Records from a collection
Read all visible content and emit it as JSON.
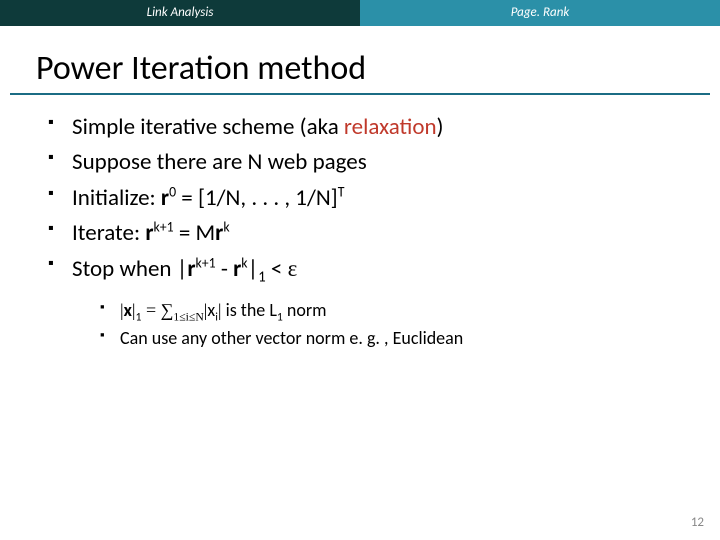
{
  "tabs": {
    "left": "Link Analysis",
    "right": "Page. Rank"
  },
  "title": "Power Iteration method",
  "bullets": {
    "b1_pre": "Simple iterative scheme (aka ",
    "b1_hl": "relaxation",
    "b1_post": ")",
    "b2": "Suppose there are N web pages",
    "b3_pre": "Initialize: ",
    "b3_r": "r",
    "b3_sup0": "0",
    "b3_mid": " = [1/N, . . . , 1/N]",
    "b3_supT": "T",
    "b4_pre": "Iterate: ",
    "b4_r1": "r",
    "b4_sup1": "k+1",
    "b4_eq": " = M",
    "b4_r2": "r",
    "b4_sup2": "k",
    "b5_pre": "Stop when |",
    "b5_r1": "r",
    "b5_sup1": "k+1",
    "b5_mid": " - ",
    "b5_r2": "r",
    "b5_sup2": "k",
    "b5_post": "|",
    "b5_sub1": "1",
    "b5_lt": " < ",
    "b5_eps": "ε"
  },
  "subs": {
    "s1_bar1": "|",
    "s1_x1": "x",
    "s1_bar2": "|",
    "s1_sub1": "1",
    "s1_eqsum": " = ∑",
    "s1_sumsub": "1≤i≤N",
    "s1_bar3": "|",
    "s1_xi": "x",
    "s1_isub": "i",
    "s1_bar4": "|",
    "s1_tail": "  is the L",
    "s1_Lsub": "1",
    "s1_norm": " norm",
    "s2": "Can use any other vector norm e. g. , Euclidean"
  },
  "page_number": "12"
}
---
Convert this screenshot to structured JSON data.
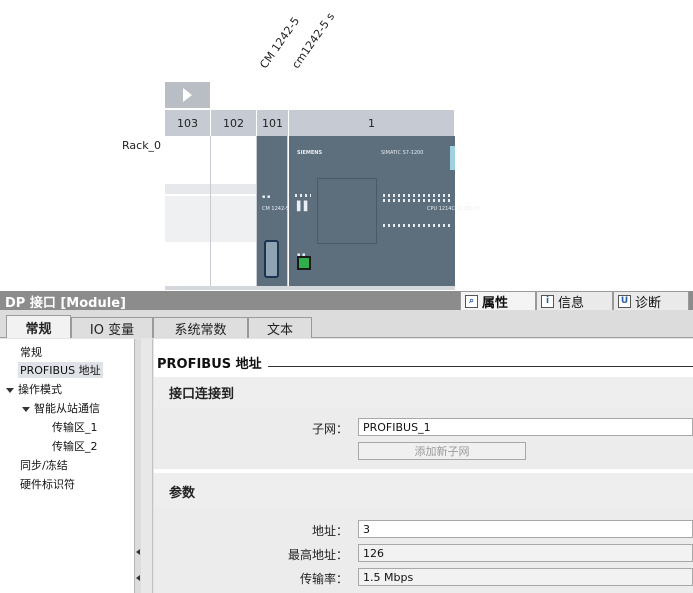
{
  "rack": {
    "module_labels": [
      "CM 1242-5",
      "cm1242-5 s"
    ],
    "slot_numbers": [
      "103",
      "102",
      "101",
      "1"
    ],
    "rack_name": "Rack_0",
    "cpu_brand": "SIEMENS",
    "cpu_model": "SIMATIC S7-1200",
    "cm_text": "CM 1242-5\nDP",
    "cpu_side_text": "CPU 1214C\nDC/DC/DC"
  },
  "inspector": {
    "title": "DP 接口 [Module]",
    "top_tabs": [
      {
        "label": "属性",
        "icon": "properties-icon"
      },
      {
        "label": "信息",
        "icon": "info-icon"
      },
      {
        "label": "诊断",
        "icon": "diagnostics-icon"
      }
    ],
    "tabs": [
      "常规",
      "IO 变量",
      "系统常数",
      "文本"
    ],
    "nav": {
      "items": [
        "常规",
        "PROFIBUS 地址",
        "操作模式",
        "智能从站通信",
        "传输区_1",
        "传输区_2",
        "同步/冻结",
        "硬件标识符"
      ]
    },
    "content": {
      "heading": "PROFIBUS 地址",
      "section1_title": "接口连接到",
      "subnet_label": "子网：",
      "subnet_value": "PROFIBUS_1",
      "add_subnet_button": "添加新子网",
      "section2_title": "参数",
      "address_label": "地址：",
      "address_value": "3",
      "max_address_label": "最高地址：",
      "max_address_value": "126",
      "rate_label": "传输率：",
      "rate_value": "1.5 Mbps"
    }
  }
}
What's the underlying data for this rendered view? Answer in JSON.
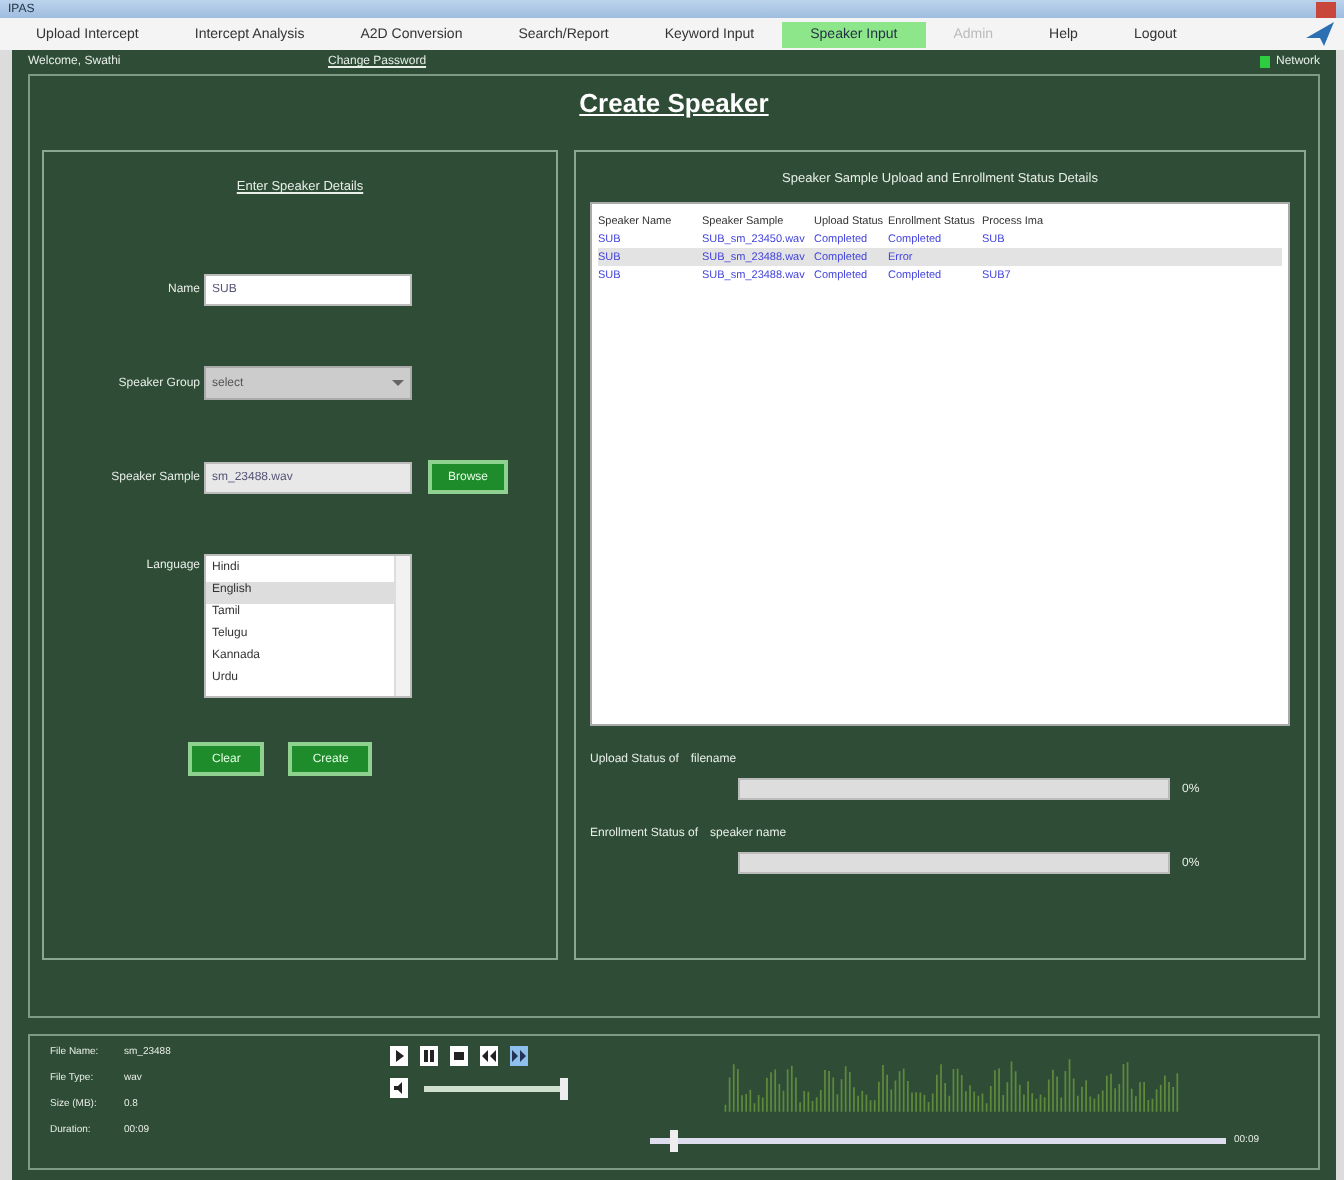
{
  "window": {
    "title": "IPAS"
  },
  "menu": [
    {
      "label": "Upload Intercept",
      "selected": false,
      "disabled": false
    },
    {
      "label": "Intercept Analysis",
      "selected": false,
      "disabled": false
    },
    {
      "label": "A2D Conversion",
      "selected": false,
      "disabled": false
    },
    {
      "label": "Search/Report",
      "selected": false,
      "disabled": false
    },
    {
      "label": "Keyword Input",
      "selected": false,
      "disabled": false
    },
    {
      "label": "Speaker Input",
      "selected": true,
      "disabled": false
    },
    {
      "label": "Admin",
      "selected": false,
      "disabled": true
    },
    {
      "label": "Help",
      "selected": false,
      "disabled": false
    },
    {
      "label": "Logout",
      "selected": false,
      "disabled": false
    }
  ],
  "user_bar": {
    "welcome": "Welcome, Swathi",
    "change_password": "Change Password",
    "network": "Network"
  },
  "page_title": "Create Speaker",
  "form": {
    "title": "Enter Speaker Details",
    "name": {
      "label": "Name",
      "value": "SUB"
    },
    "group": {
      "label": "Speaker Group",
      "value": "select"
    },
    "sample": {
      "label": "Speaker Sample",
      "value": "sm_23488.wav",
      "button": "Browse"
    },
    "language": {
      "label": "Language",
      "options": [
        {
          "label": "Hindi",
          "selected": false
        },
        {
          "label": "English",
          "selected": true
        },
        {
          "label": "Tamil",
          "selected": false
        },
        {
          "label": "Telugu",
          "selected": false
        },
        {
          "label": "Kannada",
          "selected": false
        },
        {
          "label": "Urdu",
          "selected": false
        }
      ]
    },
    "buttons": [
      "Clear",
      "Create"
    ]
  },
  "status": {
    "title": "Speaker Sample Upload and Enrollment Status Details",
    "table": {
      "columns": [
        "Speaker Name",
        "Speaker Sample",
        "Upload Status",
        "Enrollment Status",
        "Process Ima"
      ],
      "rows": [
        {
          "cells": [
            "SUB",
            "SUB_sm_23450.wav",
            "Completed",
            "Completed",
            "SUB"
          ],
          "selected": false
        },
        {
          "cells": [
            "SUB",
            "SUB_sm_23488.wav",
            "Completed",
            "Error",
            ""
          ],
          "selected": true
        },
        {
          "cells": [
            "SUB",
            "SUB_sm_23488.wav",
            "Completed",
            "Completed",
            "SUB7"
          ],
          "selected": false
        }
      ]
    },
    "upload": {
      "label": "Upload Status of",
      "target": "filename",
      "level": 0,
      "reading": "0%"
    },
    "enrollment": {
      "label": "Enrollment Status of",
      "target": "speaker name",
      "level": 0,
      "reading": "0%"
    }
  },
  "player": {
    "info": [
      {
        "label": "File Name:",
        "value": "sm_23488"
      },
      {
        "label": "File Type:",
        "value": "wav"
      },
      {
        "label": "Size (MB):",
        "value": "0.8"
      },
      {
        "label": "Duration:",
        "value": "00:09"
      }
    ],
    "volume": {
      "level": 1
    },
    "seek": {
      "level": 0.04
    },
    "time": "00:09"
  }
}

● Given request: Return each line in the records that holds the string "JSON".

● Exercise solution:
Read all visible content and emit it as JSON.
Convert this screenshot to structured JSON data.
What's the underlying data for this rendered view? Answer in JSON.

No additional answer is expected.